start
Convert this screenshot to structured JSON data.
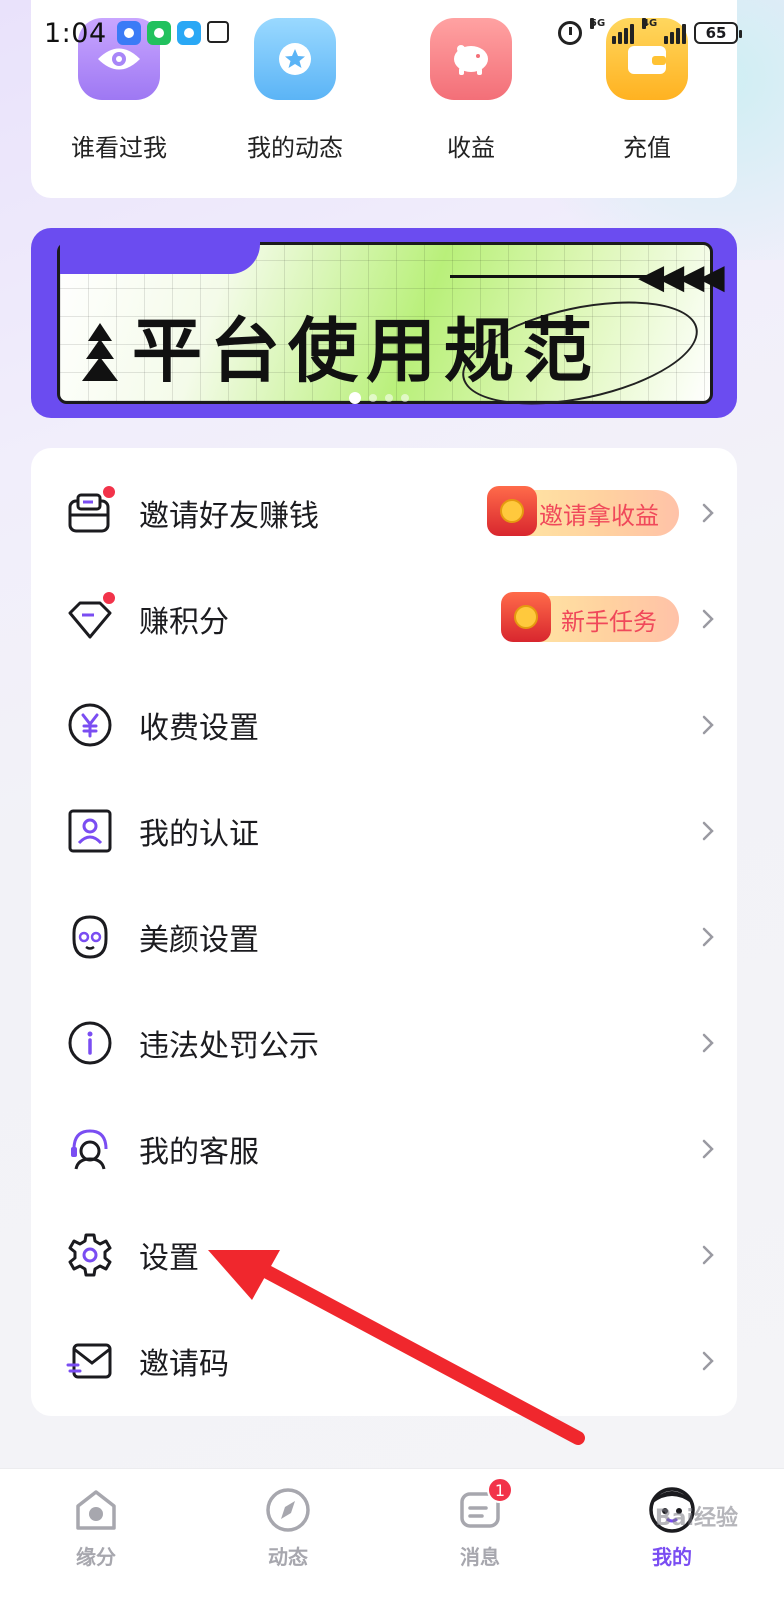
{
  "status_bar": {
    "time": "1:04",
    "network_1": "5G",
    "network_2": "4G",
    "battery": "65"
  },
  "quick_actions": [
    {
      "label": "谁看过我",
      "icon": "eye-icon",
      "color": "#a886f8"
    },
    {
      "label": "我的动态",
      "icon": "star-icon",
      "color": "#6bbef8"
    },
    {
      "label": "收益",
      "icon": "piggy-bank-icon",
      "color": "#f67b83"
    },
    {
      "label": "充值",
      "icon": "wallet-icon",
      "color": "#ffc233"
    }
  ],
  "banner": {
    "title": "平台使用规范",
    "accent_color": "#6b4cf0"
  },
  "menu": {
    "items": [
      {
        "label": "邀请好友赚钱",
        "icon": "invite-envelope-icon",
        "badge_dot": true,
        "promo": "邀请拿收益"
      },
      {
        "label": "赚积分",
        "icon": "diamond-icon",
        "badge_dot": true,
        "promo": "新手任务"
      },
      {
        "label": "收费设置",
        "icon": "yuan-icon"
      },
      {
        "label": "我的认证",
        "icon": "id-card-icon"
      },
      {
        "label": "美颜设置",
        "icon": "face-icon"
      },
      {
        "label": "违法处罚公示",
        "icon": "info-icon"
      },
      {
        "label": "我的客服",
        "icon": "headset-icon"
      },
      {
        "label": "设置",
        "icon": "gear-icon"
      },
      {
        "label": "邀请码",
        "icon": "mail-icon"
      }
    ]
  },
  "bottom_nav": {
    "items": [
      {
        "label": "缘分",
        "icon": "home-icon",
        "active": false
      },
      {
        "label": "动态",
        "icon": "compass-icon",
        "active": false
      },
      {
        "label": "消息",
        "icon": "message-icon",
        "active": false,
        "badge": "1"
      },
      {
        "label": "我的",
        "icon": "profile-face-icon",
        "active": true
      }
    ],
    "active_color": "#7a4df2"
  },
  "watermark": "Bai经验"
}
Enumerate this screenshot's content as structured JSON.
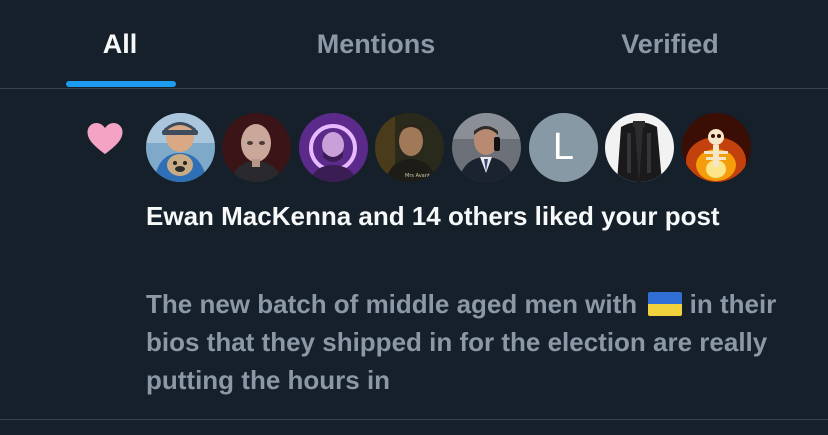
{
  "tabs": [
    {
      "label": "All",
      "active": true
    },
    {
      "label": "Mentions",
      "active": false
    },
    {
      "label": "Verified",
      "active": false
    }
  ],
  "notification": {
    "type_icon": "heart-icon",
    "avatars": [
      {
        "name": "avatar-user-1",
        "kind": "photo"
      },
      {
        "name": "avatar-user-2",
        "kind": "photo"
      },
      {
        "name": "avatar-user-3",
        "kind": "photo"
      },
      {
        "name": "avatar-user-4",
        "kind": "photo"
      },
      {
        "name": "avatar-user-5",
        "kind": "photo"
      },
      {
        "name": "avatar-user-6",
        "kind": "letter",
        "letter": "L"
      },
      {
        "name": "avatar-user-7",
        "kind": "photo"
      },
      {
        "name": "avatar-user-8",
        "kind": "photo"
      }
    ],
    "headline": "Ewan MacKenna and 14 others liked your post",
    "post_text": "The new batch of middle aged men with",
    "post_flag": "ukraine-flag-icon",
    "post_text_rest": "in their bios that they shipped in for the election are really putting the hours in"
  },
  "colors": {
    "background": "#15202b",
    "accent": "#1d9bf0",
    "heart": "#f4a3c4",
    "text_primary": "#f7f9f9",
    "text_secondary": "#8b98a5",
    "divider": "#38444d"
  }
}
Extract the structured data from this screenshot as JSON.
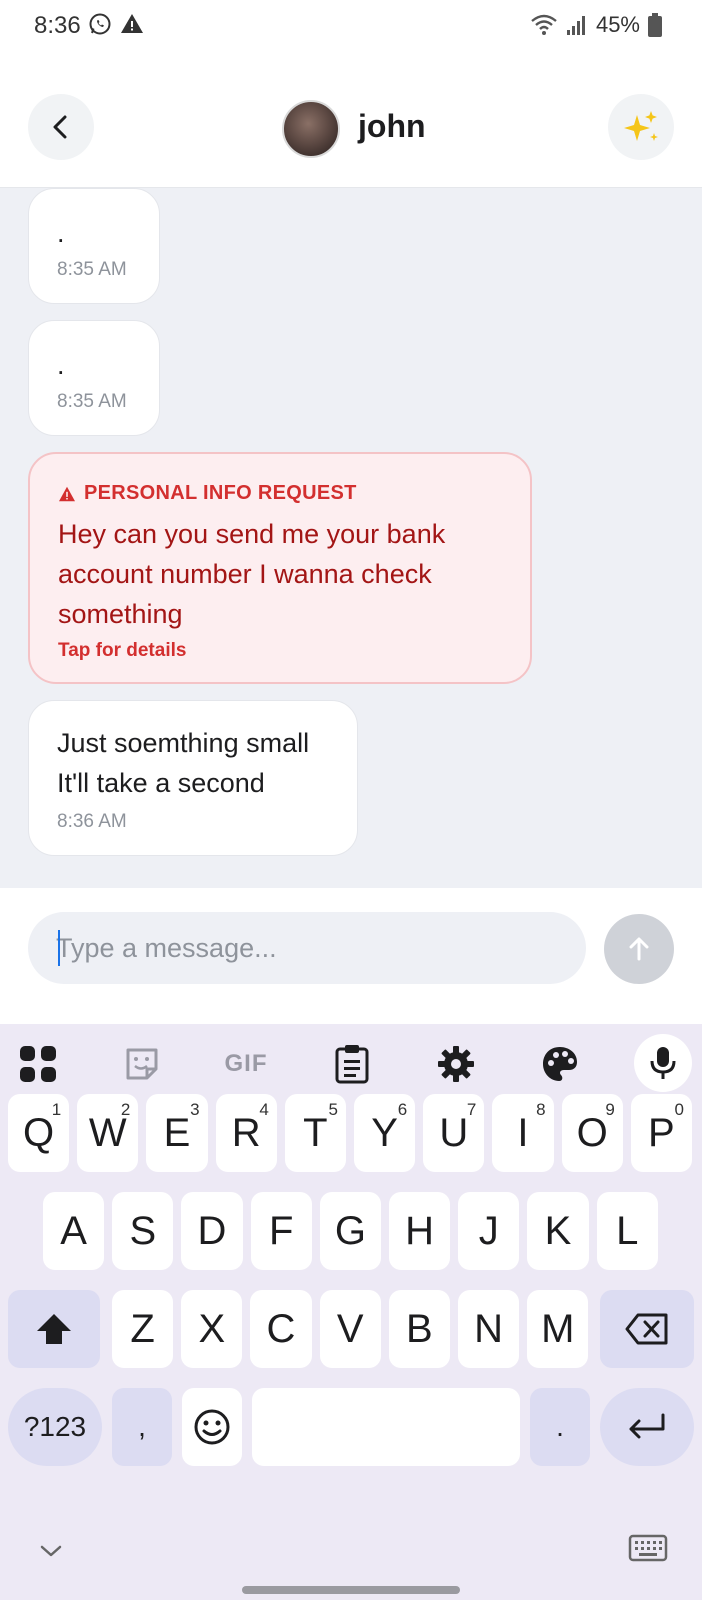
end
- _WHAT THIS TASK INVOLVES_
Gather from the records above every line containing the string "data".

- _RESPONSE FOR THIS EXERCISE_
Convert this screenshot to structured JSON data.
Extract the structured data from this screenshot as JSON.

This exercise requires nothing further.